───── MATERIALS PROVIDED ─────
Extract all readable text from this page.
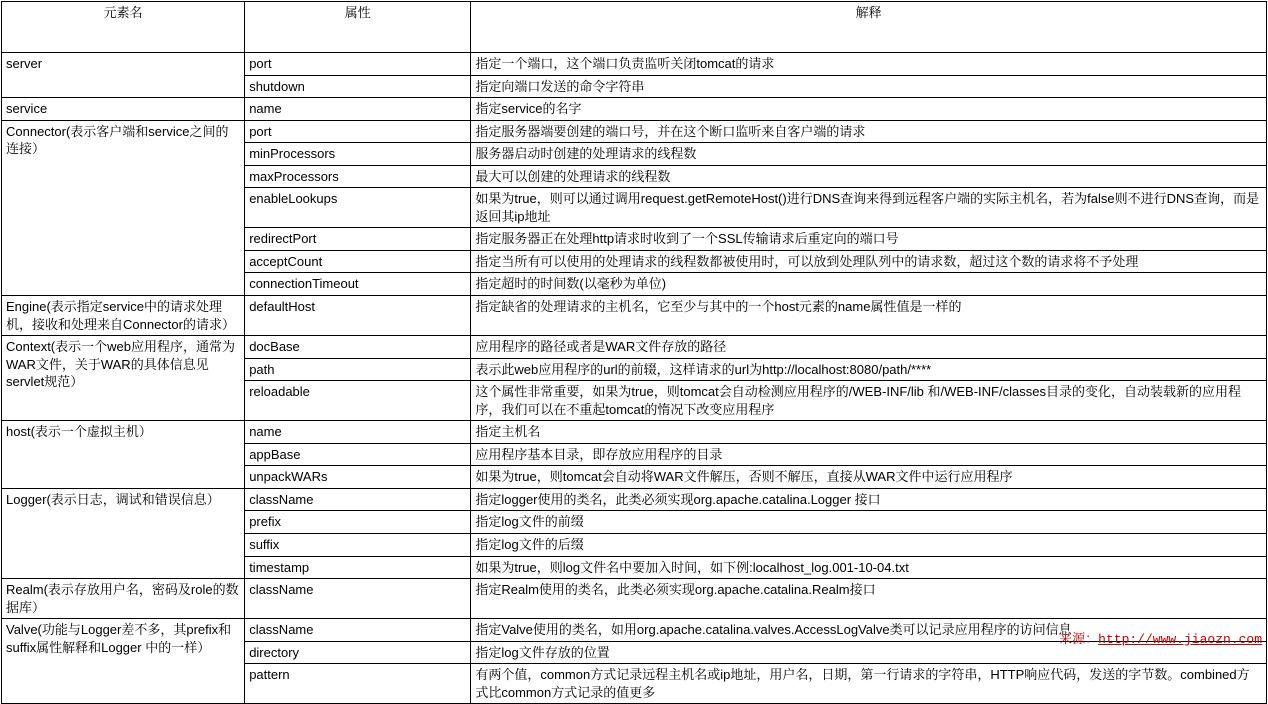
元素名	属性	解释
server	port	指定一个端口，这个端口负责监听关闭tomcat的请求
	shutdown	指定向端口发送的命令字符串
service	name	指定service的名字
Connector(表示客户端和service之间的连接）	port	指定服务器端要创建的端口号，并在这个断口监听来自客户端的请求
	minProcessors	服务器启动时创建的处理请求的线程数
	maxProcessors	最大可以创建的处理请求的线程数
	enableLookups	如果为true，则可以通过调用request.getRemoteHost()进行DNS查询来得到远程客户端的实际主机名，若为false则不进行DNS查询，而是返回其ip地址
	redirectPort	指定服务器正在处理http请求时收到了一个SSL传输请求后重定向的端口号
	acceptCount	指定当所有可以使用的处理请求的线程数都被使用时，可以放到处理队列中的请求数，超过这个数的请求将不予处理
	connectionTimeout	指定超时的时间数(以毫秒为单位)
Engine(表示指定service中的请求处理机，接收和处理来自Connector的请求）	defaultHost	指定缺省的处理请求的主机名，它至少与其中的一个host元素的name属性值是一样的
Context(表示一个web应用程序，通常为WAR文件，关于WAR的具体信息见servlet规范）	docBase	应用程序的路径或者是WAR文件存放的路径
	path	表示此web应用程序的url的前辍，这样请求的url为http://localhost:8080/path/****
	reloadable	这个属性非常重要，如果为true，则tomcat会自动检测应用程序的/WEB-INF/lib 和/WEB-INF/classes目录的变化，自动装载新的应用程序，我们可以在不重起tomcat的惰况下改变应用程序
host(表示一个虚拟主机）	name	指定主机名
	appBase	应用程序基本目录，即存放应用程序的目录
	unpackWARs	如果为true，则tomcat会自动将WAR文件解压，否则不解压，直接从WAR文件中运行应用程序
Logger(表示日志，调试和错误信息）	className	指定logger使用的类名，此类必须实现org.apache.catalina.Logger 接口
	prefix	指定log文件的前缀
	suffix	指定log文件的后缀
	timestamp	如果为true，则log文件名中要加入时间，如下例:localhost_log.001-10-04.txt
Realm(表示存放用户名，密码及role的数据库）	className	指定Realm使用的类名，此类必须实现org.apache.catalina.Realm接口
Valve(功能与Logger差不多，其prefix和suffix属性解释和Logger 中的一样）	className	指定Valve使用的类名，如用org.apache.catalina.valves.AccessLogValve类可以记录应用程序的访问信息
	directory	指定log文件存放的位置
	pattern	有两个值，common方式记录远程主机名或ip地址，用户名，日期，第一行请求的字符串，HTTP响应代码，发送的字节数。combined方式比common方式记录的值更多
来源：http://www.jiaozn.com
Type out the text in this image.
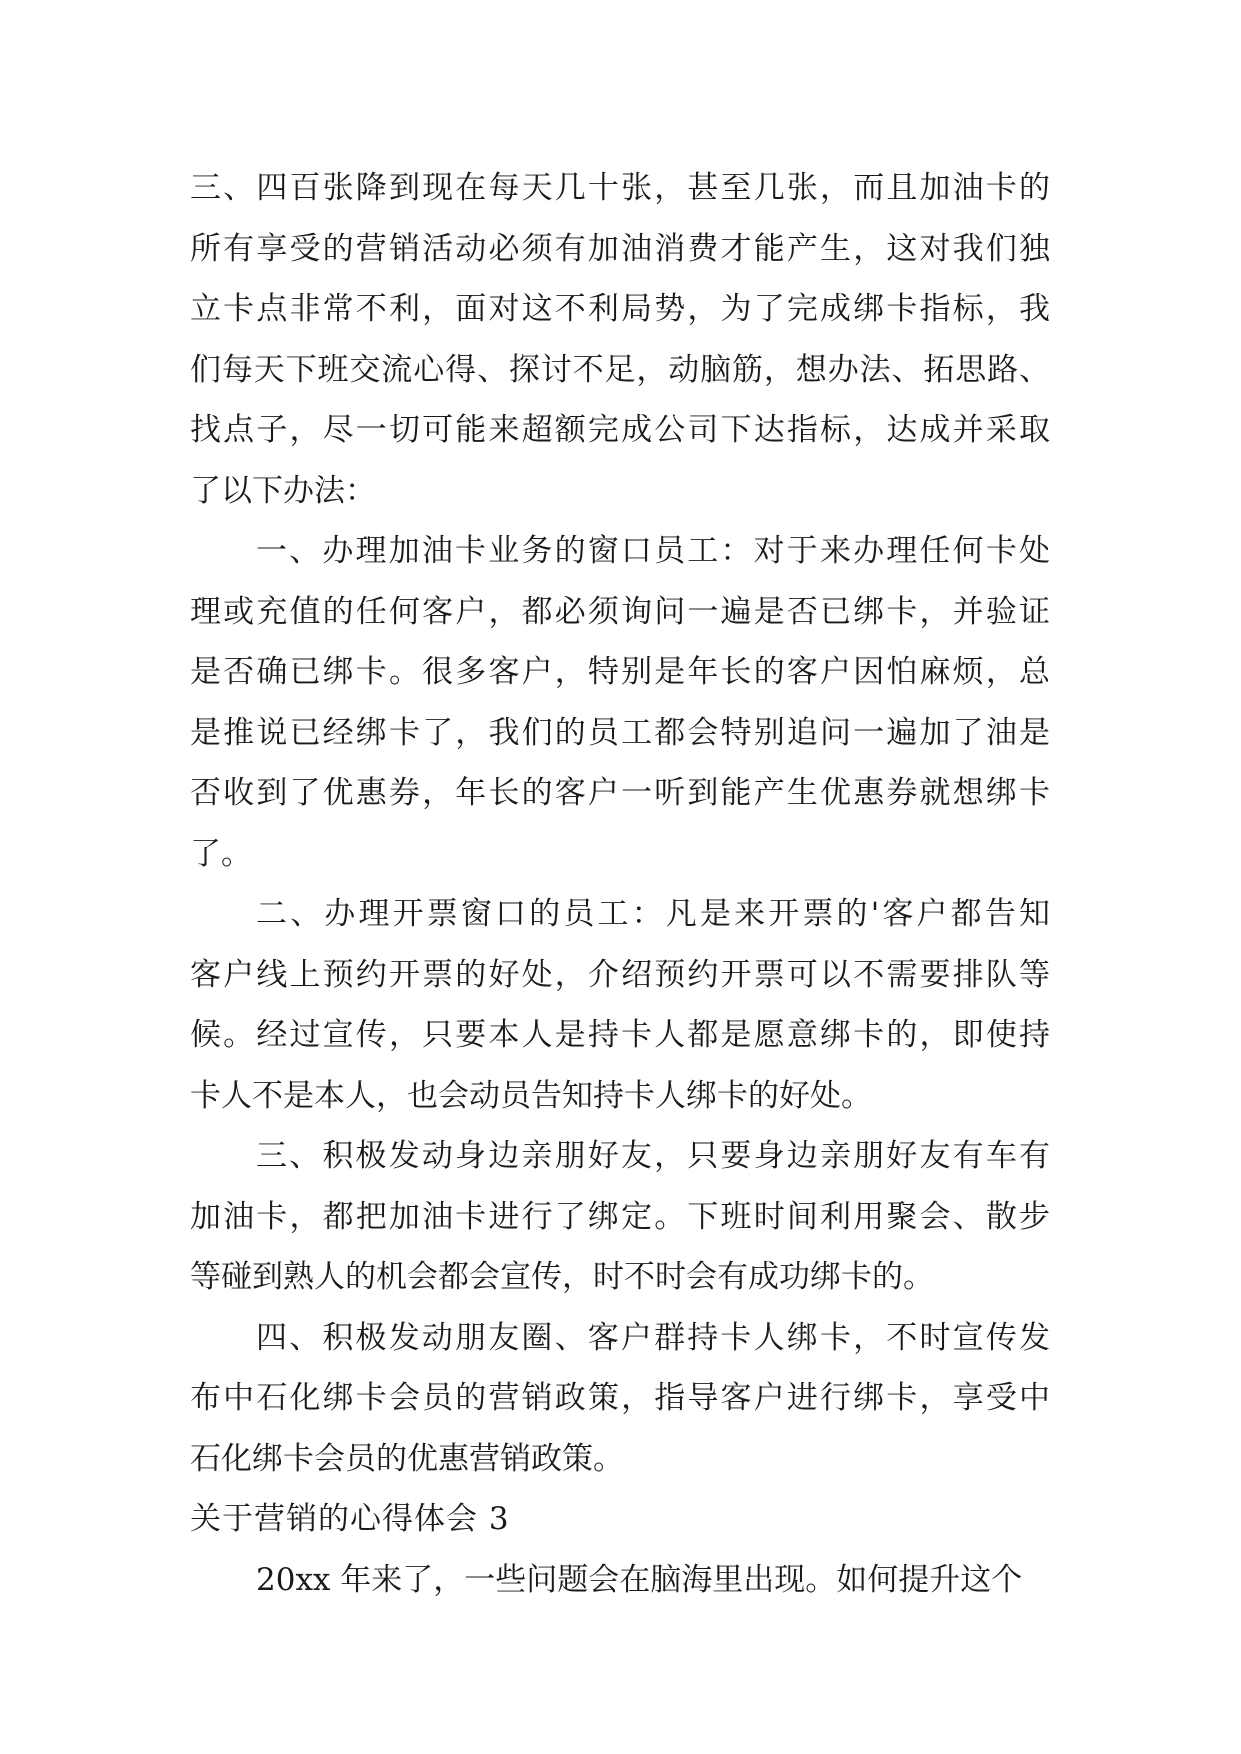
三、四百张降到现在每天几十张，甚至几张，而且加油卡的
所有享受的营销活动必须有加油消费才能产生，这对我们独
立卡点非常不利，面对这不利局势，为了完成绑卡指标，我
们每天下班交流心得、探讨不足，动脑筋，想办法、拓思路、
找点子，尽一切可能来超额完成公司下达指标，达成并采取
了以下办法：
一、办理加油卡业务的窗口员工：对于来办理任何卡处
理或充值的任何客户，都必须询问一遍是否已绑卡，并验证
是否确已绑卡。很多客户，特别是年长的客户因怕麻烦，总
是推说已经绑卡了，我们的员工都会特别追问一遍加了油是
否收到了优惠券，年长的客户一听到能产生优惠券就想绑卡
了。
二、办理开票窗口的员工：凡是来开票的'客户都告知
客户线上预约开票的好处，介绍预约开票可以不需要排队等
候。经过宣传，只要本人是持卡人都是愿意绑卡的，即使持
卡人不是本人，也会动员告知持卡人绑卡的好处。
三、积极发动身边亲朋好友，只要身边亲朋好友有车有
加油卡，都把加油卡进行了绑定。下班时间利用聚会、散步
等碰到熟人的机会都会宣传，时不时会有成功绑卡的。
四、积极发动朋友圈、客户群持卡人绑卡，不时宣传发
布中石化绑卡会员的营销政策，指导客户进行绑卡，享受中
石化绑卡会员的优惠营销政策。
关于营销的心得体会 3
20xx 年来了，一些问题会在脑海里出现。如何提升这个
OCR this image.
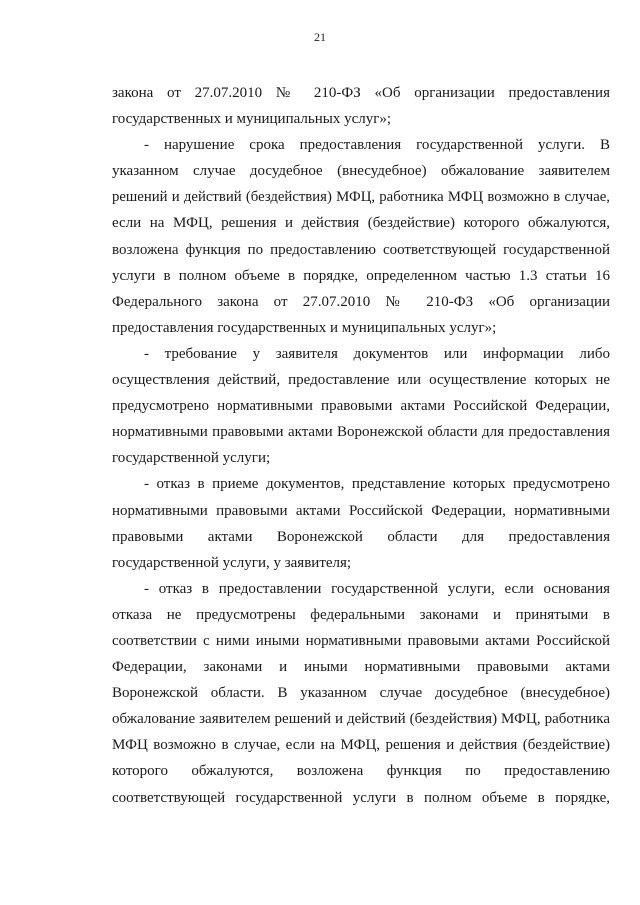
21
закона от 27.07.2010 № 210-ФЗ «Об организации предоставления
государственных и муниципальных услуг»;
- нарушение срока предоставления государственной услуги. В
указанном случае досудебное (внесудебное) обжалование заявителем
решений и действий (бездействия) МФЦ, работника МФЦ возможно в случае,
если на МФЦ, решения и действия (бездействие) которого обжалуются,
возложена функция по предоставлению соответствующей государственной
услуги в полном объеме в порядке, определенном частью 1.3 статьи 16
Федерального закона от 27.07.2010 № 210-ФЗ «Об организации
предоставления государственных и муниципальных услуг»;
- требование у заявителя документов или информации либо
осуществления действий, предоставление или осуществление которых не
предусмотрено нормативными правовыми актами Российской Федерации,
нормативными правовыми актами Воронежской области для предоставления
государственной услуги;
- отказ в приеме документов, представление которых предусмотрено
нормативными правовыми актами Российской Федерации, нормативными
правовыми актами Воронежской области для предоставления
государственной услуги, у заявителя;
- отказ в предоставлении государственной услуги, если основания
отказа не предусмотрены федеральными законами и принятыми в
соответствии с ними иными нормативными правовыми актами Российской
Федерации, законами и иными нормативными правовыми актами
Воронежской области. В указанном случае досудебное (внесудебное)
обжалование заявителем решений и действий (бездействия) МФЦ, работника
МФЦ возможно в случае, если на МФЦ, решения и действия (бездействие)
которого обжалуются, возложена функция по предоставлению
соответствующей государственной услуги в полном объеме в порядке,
─────
STATED GOAL - Pictures are not part of the copy; reproduce exactly and only the lines from the line containing "OCR this image." through the end of the listing.

FINISHED EXERCISE -
OCR this image.
21
закона от 27.07.2010 № 210-ФЗ «Об организации предоставления
государственных и муниципальных услуг»;
- нарушение срока предоставления государственной услуги. В
указанном случае досудебное (внесудебное) обжалование заявителем
решений и действий (бездействия) МФЦ, работника МФЦ возможно в случае,
если на МФЦ, решения и действия (бездействие) которого обжалуются,
возложена функция по предоставлению соответствующей государственной
услуги в полном объеме в порядке, определенном частью 1.3 статьи 16
Федерального закона от 27.07.2010 № 210-ФЗ «Об организации
предоставления государственных и муниципальных услуг»;
- требование у заявителя документов или информации либо
осуществления действий, предоставление или осуществление которых не
предусмотрено нормативными правовыми актами Российской Федерации,
нормативными правовыми актами Воронежской области для предоставления
государственной услуги;
- отказ в приеме документов, представление которых предусмотрено
нормативными правовыми актами Российской Федерации, нормативными
правовыми актами Воронежской области для предоставления
государственной услуги, у заявителя;
- отказ в предоставлении государственной услуги, если основания
отказа не предусмотрены федеральными законами и принятыми в
соответствии с ними иными нормативными правовыми актами Российской
Федерации, законами и иными нормативными правовыми актами
Воронежской области. В указанном случае досудебное (внесудебное)
обжалование заявителем решений и действий (бездействия) МФЦ, работника
МФЦ возможно в случае, если на МФЦ, решения и действия (бездействие)
которого обжалуются, возложена функция по предоставлению
соответствующей государственной услуги в полном объеме в порядке,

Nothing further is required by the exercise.